*What is required*. Set down the items verbatim, starting at the very first line and stopping after the line that contains "395, 787, 415]".

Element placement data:
□ □ □

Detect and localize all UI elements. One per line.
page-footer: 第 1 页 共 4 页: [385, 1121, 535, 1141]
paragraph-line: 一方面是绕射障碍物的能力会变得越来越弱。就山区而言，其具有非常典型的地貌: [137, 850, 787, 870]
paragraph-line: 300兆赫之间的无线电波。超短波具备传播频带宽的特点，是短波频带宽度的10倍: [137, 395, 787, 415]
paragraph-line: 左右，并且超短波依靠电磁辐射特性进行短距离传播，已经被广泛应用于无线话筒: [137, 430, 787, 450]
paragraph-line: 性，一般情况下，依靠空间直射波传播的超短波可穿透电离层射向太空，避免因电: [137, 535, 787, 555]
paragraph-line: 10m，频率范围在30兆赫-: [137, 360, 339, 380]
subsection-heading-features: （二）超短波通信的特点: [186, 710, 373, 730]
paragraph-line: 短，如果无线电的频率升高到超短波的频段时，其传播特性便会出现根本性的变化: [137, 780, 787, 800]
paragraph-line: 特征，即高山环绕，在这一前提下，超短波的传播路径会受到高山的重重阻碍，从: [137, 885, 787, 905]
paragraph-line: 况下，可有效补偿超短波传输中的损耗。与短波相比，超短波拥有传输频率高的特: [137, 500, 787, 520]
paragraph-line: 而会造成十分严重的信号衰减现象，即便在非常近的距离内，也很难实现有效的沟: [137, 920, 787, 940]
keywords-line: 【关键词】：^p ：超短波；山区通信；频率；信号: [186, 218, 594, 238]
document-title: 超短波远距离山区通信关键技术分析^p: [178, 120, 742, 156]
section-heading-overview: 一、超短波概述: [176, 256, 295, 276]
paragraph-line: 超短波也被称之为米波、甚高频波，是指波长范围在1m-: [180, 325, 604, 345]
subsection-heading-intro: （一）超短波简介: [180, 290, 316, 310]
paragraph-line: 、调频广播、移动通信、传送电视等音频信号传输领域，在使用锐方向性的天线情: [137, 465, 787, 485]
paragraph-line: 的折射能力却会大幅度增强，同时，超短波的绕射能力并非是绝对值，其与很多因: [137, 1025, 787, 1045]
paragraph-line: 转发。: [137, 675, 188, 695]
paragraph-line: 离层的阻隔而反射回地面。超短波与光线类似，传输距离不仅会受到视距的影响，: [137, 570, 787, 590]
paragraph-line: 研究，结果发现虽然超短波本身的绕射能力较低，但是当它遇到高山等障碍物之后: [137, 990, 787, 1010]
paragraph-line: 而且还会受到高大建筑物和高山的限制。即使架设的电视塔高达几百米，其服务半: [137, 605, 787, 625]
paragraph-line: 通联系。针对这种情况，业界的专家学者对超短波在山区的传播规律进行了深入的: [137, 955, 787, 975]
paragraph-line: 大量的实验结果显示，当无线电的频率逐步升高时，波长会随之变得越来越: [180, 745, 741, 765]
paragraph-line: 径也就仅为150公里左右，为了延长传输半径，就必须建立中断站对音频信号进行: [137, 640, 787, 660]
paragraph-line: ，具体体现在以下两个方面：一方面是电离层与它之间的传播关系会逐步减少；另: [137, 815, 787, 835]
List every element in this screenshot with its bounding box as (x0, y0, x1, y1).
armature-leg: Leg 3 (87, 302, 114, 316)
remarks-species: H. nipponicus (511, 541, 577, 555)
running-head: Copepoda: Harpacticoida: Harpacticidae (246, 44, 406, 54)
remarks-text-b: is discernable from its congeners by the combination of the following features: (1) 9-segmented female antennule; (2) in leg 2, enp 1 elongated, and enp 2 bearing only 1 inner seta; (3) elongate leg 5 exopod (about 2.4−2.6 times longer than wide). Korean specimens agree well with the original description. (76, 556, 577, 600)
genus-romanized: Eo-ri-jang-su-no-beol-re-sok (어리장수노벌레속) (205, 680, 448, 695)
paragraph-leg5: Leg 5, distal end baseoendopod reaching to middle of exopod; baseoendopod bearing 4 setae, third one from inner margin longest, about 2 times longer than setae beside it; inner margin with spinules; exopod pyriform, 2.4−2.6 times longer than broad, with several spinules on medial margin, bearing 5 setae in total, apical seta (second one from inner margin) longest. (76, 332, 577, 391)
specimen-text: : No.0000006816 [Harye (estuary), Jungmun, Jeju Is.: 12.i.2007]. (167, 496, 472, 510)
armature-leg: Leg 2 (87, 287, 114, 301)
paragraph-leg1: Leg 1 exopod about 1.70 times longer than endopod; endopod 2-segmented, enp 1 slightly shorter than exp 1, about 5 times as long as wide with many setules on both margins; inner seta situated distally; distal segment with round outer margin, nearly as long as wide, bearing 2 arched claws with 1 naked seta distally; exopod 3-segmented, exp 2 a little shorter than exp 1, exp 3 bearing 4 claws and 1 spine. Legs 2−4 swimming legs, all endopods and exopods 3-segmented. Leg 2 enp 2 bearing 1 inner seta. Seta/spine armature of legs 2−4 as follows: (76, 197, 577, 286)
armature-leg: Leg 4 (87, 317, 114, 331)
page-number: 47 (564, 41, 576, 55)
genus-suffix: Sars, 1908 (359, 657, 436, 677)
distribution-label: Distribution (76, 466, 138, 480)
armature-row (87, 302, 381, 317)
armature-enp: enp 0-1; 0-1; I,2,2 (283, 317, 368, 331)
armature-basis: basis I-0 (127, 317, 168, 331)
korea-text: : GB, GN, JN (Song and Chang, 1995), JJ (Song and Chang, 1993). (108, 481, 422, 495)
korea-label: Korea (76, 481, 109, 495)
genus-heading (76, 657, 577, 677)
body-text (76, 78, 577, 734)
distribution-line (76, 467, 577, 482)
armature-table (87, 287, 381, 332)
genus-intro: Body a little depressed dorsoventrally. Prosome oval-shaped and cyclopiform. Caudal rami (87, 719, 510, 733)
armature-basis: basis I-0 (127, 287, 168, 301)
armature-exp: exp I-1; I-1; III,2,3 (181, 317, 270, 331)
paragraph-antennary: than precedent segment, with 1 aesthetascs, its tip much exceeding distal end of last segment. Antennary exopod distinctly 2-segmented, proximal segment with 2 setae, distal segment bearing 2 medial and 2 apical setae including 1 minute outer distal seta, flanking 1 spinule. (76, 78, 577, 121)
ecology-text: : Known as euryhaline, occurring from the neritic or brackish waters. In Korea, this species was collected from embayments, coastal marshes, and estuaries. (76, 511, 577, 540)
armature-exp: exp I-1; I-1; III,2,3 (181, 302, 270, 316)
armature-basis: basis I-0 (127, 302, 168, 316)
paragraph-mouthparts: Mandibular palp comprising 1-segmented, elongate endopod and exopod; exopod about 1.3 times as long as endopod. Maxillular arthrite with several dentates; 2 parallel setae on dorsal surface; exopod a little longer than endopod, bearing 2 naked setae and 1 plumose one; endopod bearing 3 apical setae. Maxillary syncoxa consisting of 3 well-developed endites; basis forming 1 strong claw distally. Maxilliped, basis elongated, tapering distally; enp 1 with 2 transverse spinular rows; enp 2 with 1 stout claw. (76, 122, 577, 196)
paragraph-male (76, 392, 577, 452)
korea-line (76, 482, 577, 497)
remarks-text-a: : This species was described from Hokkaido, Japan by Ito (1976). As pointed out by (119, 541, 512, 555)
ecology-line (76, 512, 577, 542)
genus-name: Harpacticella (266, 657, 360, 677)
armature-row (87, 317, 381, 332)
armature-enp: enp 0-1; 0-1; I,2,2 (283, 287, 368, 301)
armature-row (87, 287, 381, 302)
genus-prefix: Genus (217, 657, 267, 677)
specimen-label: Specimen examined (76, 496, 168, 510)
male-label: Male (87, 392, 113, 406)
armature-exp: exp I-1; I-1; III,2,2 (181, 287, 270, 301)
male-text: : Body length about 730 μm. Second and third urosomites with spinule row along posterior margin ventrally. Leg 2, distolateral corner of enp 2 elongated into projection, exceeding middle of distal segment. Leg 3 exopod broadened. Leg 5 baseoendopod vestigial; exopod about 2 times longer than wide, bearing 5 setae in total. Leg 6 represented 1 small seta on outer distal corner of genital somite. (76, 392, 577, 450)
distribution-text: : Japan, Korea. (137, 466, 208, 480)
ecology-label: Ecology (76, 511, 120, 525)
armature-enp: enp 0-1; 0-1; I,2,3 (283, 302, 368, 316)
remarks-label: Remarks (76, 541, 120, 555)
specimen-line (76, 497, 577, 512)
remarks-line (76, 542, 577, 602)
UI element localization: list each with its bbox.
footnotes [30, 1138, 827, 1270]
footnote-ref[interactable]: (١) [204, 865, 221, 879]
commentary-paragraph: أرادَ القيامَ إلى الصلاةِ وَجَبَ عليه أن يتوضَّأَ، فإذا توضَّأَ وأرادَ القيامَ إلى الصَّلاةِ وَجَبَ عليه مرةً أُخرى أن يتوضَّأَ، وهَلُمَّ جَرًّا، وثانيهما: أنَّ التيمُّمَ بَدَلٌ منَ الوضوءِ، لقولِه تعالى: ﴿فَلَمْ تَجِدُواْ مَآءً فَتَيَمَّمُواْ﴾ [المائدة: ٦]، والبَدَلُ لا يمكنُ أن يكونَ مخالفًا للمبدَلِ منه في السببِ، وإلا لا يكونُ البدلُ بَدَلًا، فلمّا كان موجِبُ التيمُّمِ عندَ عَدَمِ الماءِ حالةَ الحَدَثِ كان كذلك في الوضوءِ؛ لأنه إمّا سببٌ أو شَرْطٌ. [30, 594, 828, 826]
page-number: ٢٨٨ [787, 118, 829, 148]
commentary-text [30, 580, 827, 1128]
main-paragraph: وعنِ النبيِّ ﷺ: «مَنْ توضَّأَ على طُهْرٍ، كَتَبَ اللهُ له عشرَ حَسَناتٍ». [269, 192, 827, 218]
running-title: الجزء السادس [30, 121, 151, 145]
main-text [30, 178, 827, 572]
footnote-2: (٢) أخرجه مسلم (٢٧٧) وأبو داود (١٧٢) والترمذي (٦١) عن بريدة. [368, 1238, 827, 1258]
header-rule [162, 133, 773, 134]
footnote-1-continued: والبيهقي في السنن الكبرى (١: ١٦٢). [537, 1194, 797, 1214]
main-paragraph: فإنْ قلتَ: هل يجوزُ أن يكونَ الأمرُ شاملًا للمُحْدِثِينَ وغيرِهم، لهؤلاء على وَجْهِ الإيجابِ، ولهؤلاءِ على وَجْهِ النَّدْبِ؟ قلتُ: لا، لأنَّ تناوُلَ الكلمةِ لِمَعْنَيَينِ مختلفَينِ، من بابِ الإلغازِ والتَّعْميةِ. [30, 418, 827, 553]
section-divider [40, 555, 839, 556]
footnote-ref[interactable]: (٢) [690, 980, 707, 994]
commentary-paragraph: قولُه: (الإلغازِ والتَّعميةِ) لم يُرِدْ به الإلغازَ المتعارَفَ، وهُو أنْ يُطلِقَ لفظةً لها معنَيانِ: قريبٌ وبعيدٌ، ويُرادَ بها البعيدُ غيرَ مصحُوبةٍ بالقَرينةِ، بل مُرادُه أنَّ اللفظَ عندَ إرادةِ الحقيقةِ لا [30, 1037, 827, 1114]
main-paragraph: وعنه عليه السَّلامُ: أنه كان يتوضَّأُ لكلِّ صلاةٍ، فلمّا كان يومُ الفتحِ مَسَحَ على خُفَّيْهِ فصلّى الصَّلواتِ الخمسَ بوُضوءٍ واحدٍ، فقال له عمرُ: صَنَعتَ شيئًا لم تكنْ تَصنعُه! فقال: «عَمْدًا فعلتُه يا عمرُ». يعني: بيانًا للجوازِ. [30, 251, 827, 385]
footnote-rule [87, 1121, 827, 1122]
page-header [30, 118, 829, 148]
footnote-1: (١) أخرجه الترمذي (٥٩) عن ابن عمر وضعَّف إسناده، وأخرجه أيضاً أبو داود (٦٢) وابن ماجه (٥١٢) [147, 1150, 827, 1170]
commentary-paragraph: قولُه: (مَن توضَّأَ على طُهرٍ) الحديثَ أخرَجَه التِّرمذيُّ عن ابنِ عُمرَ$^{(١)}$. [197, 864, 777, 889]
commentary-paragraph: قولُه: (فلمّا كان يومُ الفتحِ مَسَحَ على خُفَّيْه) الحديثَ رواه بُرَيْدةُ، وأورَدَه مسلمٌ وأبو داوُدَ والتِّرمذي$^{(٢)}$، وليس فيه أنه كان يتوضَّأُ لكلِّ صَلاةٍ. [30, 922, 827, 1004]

□ □ □

*Full solution*.
Detect and localize all UI elements. One per line.
page-footer: 第 1 页 共 4 页: [385, 1121, 535, 1141]
paragraph-line: 一方面是绕射障碍物的能力会变得越来越弱。就山区而言，其具有非常典型的地貌: [137, 850, 787, 870]
paragraph-line: 300兆赫之间的无线电波。超短波具备传播频带宽的特点，是短波频带宽度的10倍: [137, 395, 787, 415]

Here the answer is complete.